(Records about charts and figures)
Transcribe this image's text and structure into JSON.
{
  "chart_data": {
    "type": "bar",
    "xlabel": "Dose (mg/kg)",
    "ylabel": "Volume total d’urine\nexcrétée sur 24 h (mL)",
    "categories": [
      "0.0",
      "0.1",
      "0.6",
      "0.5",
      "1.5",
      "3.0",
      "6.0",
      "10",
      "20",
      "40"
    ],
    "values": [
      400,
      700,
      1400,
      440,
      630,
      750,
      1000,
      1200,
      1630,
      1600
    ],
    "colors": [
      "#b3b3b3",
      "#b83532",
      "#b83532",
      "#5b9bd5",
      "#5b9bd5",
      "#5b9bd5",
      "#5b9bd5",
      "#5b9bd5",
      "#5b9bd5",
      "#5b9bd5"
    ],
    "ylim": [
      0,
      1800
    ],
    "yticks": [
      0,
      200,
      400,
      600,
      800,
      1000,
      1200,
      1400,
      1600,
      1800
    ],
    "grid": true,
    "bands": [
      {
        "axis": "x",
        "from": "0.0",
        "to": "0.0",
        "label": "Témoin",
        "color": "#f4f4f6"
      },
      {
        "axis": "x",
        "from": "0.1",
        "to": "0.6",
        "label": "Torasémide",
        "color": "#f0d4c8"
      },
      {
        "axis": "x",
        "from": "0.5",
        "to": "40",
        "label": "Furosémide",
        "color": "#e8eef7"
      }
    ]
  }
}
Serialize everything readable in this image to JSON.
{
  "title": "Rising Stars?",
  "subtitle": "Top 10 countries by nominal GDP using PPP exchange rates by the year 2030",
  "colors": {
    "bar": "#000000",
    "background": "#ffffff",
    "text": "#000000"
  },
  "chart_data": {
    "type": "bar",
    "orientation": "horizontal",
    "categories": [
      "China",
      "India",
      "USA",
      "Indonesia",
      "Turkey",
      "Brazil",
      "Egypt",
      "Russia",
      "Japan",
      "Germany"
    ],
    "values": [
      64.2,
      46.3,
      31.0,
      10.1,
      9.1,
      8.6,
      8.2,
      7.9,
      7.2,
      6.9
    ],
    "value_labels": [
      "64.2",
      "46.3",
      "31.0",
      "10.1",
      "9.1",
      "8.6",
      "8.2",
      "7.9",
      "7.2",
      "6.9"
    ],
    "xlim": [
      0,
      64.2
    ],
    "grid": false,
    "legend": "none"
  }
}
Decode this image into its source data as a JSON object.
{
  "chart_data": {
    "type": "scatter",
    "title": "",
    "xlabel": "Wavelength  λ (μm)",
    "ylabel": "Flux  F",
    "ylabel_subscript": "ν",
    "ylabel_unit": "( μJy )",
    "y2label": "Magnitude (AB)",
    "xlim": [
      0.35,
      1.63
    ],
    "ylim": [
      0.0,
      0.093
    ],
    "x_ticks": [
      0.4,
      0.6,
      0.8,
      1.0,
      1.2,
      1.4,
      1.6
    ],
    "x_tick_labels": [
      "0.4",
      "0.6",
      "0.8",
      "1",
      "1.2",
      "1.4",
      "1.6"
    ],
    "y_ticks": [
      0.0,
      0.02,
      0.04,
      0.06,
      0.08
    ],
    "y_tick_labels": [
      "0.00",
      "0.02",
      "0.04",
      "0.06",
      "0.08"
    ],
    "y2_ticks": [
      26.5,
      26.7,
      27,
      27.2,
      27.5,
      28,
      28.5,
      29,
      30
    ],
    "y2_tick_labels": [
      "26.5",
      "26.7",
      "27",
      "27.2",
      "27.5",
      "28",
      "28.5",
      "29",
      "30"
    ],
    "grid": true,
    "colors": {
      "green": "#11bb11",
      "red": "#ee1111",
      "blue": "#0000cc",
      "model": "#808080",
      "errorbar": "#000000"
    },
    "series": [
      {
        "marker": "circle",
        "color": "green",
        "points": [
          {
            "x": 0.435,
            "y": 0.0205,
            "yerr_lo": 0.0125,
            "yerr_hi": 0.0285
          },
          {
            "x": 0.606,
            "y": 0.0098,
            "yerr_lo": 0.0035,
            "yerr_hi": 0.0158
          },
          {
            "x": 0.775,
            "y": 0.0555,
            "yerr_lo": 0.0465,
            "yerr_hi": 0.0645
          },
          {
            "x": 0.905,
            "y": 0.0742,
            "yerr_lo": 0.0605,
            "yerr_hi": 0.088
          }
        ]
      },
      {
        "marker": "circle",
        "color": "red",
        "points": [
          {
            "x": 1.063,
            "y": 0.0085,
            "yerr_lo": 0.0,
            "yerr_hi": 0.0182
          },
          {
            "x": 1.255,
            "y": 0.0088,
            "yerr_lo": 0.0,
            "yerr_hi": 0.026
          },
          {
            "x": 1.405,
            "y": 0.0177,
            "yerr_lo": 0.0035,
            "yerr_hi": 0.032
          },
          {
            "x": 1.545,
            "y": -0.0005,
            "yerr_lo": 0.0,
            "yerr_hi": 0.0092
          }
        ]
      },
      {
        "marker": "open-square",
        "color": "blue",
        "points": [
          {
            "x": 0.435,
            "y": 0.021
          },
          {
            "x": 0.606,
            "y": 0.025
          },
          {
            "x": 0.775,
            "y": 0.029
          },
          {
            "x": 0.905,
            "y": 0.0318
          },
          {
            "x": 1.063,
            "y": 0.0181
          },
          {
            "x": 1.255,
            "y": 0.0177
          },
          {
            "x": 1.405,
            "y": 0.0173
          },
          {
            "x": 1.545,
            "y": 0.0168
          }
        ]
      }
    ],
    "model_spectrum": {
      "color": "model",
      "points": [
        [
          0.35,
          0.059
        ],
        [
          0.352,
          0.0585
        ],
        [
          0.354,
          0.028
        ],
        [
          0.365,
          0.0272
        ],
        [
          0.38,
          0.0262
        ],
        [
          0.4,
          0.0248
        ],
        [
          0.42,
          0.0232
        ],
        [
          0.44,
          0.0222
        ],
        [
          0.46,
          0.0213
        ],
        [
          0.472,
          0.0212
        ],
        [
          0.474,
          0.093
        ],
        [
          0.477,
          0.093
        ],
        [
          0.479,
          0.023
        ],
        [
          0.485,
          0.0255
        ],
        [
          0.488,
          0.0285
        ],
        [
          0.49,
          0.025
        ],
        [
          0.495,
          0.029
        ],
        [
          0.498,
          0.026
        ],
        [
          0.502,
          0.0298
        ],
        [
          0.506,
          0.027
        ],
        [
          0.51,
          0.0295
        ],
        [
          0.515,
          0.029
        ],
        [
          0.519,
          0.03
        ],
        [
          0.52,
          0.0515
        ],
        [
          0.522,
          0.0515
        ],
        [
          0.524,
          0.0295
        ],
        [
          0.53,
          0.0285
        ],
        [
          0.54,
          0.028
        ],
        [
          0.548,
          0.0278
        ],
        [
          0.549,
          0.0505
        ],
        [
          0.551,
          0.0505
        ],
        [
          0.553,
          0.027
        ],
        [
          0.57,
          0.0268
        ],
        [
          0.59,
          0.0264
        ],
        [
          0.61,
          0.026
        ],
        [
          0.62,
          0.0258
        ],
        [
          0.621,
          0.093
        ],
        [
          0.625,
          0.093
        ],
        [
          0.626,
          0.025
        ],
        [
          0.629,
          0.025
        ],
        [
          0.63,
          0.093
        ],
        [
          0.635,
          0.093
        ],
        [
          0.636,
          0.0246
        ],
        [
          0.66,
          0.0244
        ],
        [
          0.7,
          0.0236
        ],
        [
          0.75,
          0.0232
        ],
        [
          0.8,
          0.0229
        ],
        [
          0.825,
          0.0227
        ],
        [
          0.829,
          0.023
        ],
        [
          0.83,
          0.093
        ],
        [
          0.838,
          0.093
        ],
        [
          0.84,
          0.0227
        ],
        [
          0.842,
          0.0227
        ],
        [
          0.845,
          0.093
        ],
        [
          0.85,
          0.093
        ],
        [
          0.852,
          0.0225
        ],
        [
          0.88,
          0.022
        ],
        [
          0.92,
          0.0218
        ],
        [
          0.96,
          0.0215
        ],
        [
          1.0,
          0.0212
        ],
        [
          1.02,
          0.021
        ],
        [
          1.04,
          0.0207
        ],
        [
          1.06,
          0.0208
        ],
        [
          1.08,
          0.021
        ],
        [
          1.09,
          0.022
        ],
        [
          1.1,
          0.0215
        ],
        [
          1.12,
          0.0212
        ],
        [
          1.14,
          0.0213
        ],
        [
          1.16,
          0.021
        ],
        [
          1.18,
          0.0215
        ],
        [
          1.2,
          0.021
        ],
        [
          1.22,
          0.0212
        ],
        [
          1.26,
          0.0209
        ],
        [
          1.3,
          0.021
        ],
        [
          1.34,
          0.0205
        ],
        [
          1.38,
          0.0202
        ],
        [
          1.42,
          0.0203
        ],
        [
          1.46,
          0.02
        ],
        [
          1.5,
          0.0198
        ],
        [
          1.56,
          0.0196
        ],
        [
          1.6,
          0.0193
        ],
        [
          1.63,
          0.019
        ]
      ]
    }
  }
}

YOUR TASK: Copy out each line of the data where the string "this" appears.

WORKED ANSWER:
Transcribe this image's text and structure into JSON.
Serialize everything readable in this image to JSON.
Decode this image into its source data as a JSON object.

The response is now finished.